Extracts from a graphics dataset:
○ ○ ○ ○

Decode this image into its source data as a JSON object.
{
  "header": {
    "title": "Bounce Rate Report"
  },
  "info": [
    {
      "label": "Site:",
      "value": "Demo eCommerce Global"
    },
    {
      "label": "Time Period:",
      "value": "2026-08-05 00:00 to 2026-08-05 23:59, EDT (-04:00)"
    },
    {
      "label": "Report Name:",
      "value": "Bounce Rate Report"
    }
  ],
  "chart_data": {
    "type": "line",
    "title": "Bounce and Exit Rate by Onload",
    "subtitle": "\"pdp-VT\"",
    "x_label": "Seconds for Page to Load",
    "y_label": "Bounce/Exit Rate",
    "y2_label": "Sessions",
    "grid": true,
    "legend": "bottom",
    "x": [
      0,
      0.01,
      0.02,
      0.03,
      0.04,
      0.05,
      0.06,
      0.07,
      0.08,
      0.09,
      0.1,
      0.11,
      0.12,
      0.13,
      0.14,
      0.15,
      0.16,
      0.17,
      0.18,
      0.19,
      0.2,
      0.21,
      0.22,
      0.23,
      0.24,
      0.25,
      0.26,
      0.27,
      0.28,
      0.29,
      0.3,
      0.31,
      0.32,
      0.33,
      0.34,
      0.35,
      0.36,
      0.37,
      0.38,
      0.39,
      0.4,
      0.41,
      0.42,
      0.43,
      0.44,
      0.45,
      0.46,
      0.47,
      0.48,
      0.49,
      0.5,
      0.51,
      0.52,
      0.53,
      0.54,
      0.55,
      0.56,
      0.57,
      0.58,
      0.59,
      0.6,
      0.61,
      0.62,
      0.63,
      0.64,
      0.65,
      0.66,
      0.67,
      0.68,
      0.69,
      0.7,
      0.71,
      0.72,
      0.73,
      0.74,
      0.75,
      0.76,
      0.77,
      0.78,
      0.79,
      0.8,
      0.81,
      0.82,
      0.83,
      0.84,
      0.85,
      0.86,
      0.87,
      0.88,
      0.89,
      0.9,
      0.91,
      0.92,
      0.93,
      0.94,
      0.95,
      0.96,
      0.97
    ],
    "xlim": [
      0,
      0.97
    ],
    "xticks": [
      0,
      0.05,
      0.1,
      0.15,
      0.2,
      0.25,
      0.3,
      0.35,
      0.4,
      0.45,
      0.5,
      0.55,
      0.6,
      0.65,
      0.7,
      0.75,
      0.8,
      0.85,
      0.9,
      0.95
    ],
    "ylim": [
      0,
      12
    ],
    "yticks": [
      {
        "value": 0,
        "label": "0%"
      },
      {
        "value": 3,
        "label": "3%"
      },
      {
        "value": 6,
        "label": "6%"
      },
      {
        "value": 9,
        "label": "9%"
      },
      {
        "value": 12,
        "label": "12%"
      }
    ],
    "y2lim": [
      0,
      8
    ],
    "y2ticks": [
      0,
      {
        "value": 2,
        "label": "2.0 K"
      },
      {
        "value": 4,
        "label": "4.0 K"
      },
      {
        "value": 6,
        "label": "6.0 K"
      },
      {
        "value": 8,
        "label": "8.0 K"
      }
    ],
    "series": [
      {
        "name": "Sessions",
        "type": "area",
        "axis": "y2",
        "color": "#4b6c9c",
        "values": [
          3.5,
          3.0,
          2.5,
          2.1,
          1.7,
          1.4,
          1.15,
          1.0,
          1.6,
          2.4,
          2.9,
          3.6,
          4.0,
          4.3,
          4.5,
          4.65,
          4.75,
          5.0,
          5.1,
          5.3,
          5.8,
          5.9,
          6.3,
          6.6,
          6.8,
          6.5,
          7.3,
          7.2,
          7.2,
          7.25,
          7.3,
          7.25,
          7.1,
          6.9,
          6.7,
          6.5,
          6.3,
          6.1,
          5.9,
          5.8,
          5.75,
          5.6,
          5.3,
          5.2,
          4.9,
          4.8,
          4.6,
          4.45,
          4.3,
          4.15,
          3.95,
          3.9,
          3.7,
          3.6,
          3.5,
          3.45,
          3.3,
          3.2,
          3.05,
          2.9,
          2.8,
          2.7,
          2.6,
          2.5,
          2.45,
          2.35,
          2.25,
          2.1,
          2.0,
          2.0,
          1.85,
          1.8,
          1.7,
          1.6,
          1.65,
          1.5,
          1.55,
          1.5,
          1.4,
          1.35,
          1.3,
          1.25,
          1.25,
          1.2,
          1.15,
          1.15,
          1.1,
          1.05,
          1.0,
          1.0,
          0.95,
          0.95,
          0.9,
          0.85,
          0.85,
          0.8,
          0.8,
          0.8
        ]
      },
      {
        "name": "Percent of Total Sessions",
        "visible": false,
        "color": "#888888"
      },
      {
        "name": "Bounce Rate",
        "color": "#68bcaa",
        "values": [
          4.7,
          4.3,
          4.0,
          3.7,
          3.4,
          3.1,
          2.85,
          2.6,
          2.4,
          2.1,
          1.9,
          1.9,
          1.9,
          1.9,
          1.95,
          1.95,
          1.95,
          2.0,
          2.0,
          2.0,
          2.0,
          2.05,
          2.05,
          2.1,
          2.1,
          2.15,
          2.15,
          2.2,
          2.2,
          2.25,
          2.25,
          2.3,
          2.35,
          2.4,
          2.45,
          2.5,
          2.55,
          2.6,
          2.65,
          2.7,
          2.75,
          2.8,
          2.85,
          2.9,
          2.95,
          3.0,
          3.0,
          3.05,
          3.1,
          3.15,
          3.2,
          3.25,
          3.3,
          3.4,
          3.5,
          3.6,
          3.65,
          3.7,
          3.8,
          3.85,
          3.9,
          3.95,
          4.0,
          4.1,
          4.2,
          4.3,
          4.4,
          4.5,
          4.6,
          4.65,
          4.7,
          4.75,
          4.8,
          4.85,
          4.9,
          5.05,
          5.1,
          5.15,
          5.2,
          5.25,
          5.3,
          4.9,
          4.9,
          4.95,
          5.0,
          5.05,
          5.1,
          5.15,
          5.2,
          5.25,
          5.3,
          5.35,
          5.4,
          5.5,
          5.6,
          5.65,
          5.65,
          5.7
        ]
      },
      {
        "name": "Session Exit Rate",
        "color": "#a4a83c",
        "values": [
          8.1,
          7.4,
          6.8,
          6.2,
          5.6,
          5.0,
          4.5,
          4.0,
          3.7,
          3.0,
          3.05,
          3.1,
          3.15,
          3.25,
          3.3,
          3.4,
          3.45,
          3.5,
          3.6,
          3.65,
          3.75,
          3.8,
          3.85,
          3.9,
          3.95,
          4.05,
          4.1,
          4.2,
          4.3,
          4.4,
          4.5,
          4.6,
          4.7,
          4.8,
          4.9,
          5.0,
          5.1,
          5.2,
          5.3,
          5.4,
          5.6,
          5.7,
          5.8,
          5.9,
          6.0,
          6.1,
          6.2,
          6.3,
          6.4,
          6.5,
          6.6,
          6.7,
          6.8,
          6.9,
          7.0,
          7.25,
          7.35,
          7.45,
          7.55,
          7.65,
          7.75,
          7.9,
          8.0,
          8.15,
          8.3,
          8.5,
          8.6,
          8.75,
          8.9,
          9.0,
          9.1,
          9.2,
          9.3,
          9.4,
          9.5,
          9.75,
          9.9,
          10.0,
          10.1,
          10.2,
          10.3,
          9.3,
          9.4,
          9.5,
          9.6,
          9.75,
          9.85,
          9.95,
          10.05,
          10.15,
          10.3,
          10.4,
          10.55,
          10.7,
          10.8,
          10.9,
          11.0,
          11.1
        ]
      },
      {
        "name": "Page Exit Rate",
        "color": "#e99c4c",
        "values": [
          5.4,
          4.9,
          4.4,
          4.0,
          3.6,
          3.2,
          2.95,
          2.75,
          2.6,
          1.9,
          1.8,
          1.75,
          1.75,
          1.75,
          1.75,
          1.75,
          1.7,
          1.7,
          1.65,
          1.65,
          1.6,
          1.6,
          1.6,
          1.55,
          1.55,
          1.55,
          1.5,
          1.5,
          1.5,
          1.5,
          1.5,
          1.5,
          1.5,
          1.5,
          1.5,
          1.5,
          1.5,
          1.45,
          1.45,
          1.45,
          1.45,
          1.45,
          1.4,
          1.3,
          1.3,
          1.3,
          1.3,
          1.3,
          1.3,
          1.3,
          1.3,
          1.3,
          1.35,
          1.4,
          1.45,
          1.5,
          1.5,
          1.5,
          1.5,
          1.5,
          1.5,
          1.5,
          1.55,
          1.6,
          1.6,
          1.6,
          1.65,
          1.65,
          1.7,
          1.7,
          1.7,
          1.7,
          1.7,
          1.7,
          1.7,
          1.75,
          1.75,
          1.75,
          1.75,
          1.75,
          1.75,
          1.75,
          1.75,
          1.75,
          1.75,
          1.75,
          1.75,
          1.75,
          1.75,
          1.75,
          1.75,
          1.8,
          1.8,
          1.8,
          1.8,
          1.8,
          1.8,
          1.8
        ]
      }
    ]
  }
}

○ ○ ○ ○

EXERCISE PROMPT → Pick out and copy every line that contains the word "Sessions".

ANSWER TO THE EXERCISE →
    "y2_label": "Sessions",
        "name": "Sessions",
        "name": "Percent of Total Sessions",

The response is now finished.